BRIEF: From the material below, list every line containing "unsere".

DATA EXTRACT:

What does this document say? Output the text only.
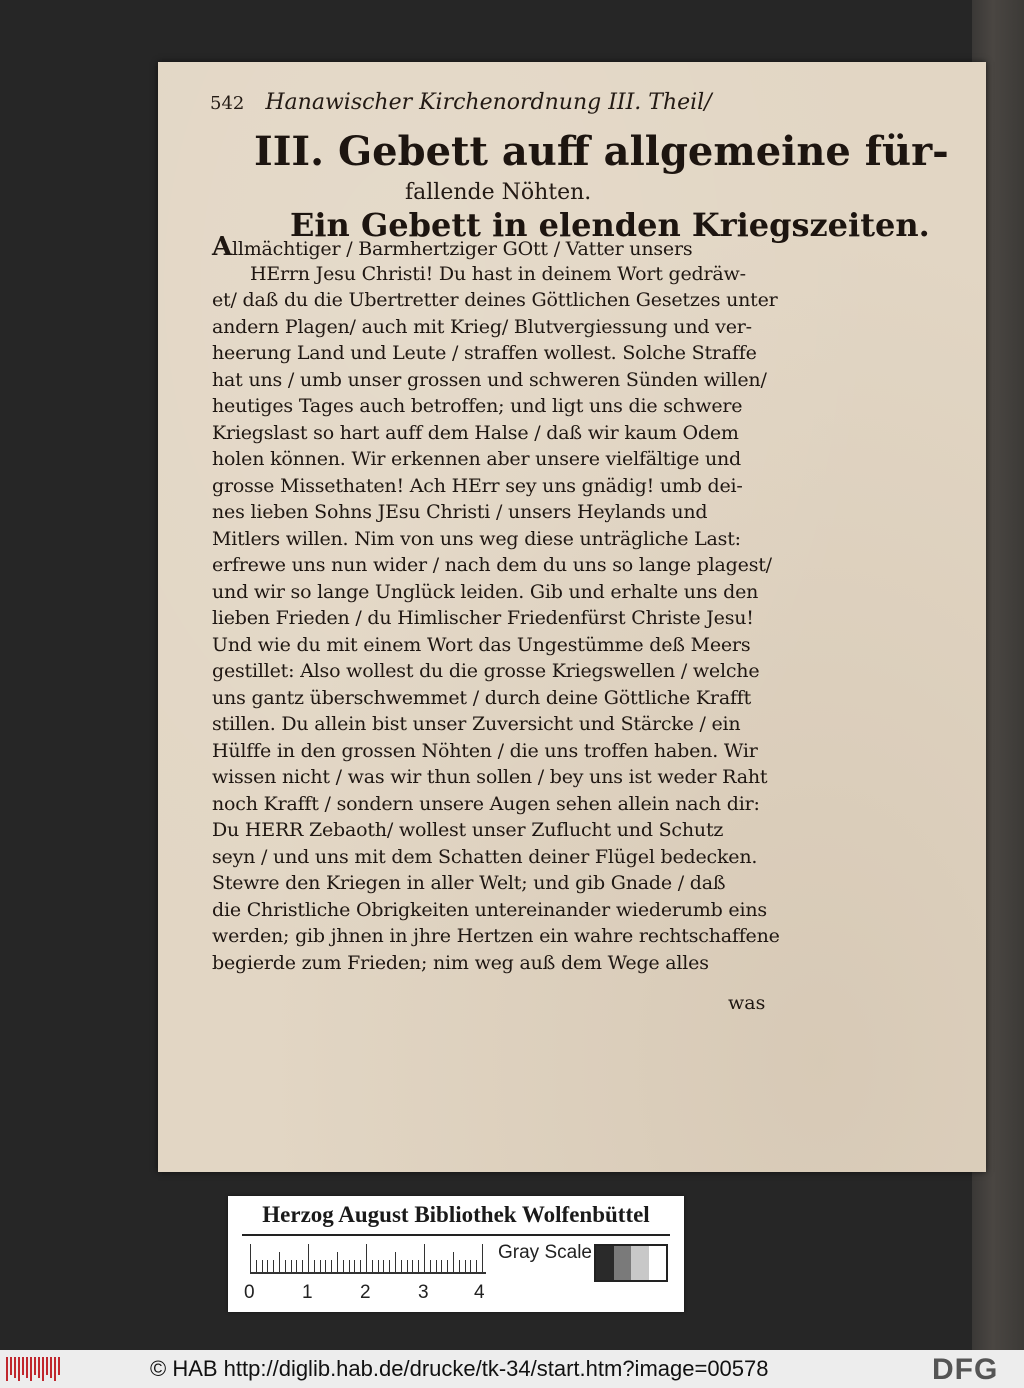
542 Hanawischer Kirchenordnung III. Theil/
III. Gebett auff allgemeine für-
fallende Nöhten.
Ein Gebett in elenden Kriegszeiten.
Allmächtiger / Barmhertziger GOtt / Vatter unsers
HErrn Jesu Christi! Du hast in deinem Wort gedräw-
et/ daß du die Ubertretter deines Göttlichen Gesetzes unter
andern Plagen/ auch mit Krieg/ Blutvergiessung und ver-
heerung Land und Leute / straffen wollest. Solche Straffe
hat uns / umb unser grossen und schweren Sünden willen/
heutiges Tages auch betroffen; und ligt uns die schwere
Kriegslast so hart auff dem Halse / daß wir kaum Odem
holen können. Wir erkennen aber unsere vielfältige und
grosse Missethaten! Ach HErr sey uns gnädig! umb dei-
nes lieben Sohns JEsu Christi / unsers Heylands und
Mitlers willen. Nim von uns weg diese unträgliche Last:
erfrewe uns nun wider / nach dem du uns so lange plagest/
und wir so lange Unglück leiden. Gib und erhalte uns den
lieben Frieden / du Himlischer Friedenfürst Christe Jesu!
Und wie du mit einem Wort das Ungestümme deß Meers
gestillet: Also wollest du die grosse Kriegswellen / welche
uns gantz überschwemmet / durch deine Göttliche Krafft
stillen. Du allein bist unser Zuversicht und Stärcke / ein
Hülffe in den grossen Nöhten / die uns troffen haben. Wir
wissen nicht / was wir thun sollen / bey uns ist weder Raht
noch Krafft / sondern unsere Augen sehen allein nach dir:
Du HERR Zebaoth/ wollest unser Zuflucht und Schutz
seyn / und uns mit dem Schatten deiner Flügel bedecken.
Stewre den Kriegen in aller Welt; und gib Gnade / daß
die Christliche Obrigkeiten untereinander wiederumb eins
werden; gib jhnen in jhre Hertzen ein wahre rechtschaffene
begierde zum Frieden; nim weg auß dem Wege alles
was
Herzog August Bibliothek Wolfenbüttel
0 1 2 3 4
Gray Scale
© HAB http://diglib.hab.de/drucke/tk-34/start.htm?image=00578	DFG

* * *

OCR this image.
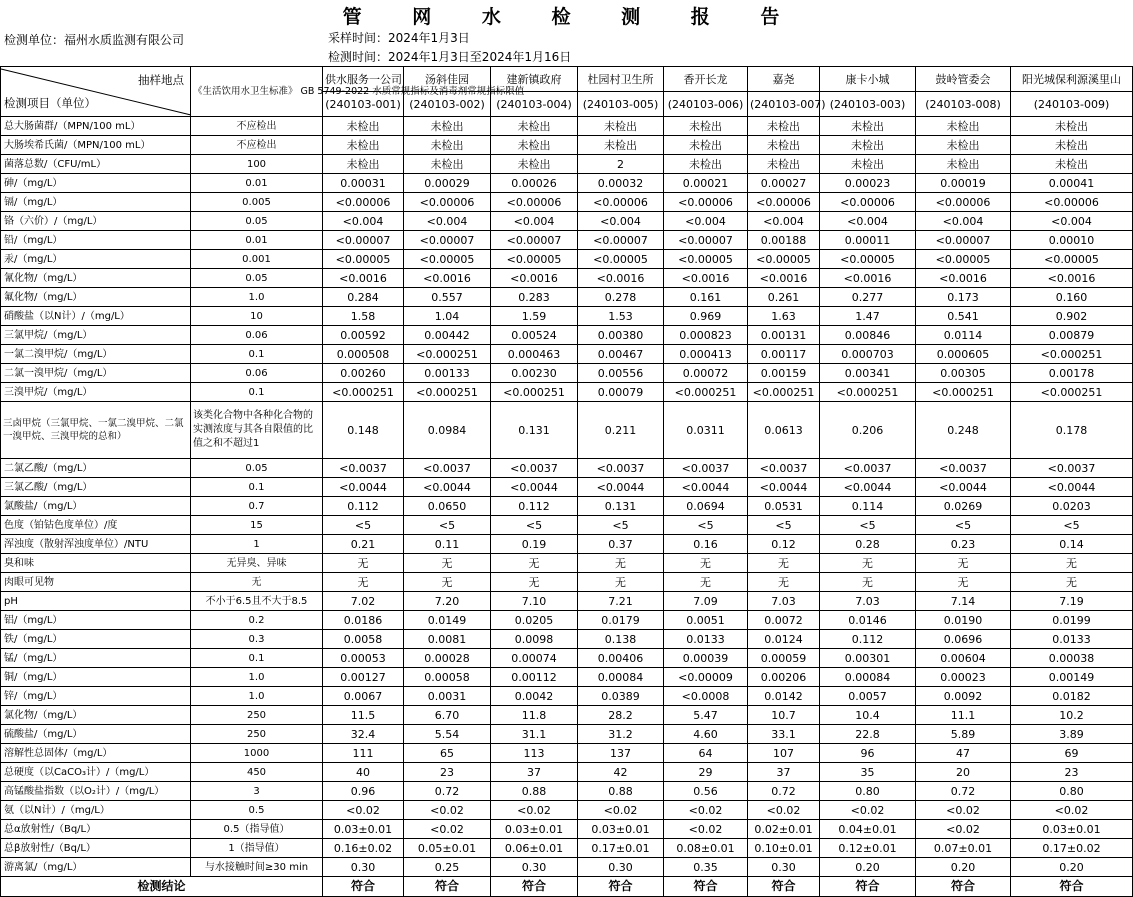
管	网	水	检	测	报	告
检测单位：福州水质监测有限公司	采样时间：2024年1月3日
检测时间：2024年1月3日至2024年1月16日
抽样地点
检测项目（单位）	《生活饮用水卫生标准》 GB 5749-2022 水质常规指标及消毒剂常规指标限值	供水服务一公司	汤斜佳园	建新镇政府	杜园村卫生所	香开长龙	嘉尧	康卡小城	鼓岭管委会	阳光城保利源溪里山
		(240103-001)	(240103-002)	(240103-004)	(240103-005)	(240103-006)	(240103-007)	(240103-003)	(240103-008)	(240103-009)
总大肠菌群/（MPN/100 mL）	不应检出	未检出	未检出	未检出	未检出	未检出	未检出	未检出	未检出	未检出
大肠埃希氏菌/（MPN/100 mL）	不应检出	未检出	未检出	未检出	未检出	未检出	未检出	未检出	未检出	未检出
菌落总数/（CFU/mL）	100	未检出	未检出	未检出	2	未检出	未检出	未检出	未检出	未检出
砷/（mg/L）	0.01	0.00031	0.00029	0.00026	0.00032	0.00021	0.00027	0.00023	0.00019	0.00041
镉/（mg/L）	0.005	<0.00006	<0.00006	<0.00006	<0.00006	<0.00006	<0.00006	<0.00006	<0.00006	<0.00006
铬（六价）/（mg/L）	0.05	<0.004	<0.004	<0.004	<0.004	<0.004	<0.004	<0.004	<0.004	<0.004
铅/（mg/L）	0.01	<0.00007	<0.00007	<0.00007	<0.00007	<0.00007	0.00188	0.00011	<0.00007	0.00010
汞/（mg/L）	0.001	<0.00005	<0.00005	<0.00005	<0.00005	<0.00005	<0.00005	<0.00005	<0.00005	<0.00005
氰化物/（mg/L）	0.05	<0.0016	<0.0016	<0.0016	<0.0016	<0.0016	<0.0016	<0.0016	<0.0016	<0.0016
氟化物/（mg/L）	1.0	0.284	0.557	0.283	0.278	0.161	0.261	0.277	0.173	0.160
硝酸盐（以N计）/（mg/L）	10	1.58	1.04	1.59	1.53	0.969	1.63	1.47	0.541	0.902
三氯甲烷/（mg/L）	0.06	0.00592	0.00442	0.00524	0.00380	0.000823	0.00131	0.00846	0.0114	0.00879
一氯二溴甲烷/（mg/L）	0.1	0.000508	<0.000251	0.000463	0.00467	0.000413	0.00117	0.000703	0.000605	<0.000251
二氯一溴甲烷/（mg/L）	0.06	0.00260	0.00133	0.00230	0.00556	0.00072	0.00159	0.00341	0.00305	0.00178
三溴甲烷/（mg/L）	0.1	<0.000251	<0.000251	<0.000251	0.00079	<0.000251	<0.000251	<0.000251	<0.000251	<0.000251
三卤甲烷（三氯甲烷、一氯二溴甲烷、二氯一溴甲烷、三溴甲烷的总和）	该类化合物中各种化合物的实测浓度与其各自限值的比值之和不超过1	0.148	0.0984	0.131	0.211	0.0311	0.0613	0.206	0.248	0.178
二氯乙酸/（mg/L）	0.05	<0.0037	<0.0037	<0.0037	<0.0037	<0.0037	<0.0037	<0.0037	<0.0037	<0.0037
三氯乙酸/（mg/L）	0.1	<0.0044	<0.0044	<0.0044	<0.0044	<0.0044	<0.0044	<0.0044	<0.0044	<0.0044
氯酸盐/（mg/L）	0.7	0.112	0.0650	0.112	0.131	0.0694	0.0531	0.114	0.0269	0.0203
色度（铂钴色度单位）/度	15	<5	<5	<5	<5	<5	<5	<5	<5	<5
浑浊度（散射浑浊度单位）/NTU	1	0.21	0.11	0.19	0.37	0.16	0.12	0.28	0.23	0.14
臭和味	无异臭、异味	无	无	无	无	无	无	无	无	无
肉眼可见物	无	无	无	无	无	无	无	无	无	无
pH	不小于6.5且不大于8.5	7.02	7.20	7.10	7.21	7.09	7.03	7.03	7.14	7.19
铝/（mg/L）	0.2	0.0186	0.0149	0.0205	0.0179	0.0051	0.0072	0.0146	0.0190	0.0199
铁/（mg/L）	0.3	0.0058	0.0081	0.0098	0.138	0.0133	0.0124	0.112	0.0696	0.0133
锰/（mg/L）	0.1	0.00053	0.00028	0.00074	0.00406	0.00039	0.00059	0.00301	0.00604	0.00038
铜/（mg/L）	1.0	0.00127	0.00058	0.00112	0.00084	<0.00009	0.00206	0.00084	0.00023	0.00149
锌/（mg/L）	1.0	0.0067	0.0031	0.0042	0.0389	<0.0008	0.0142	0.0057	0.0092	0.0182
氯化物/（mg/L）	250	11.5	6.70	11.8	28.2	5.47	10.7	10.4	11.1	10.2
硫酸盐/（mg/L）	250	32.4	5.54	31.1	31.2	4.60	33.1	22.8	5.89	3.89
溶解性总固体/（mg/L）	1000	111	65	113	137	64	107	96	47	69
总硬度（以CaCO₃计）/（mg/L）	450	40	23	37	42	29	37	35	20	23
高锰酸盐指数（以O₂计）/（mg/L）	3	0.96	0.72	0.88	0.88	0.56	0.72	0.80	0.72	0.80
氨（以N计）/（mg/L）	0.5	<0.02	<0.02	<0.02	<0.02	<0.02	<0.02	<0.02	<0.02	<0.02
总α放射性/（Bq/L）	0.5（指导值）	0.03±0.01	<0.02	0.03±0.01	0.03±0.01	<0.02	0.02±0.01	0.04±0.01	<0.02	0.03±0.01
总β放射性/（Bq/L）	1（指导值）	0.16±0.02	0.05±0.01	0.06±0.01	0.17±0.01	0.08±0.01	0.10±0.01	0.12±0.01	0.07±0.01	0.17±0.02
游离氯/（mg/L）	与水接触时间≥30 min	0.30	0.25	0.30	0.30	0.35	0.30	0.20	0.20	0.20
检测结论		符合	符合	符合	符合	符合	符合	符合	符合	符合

RESPONSE:
holen können. Wir erkennen aber unsere vielfältige und
noch Krafft / sondern unsere Augen sehen allein nach dir:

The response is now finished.